--- start GIVEN RECORDS ---

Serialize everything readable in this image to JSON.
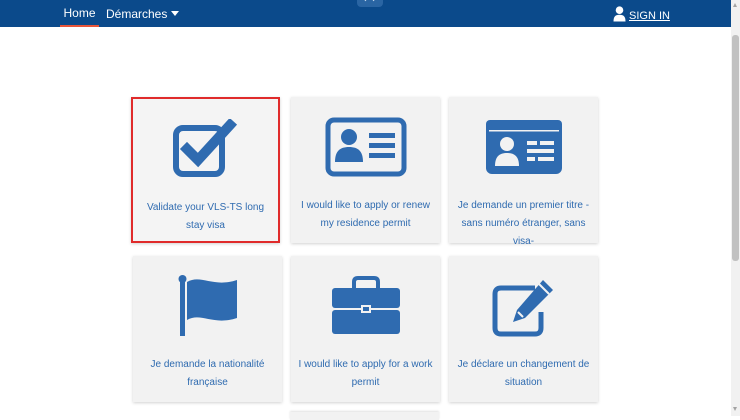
{
  "navbar": {
    "home_label": "Home",
    "demarches_label": "Démarches",
    "signin_label": "SIGN IN",
    "bg_color": "#0b4a8b"
  },
  "cards": [
    {
      "label": "Validate your VLS-TS long stay visa",
      "icon": "checkbox-checked-icon",
      "selected": true
    },
    {
      "label": "I would like to apply or renew my residence permit",
      "icon": "id-card-icon",
      "selected": false
    },
    {
      "label": "Je demande un premier titre -sans numéro étranger, sans visa-",
      "icon": "id-card-filled-icon",
      "selected": false
    },
    {
      "label": "Je demande la nationalité française",
      "icon": "flag-icon",
      "selected": false
    },
    {
      "label": "I would like to apply for a work permit",
      "icon": "briefcase-icon",
      "selected": false
    },
    {
      "label": "Je déclare un changement de situation",
      "icon": "edit-icon",
      "selected": false
    }
  ],
  "colors": {
    "icon_blue": "#2f6bb0",
    "selected_border": "#e02b2b"
  }
}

--- end GIVEN RECORDS ---

PROBLEM DETAILS:
Copy each line of the records containing the string "demande".

IN RESPONSE:
      "label": "Je demande un premier titre -sans numéro étranger, sans visa-",
      "label": "Je demande la nationalité française",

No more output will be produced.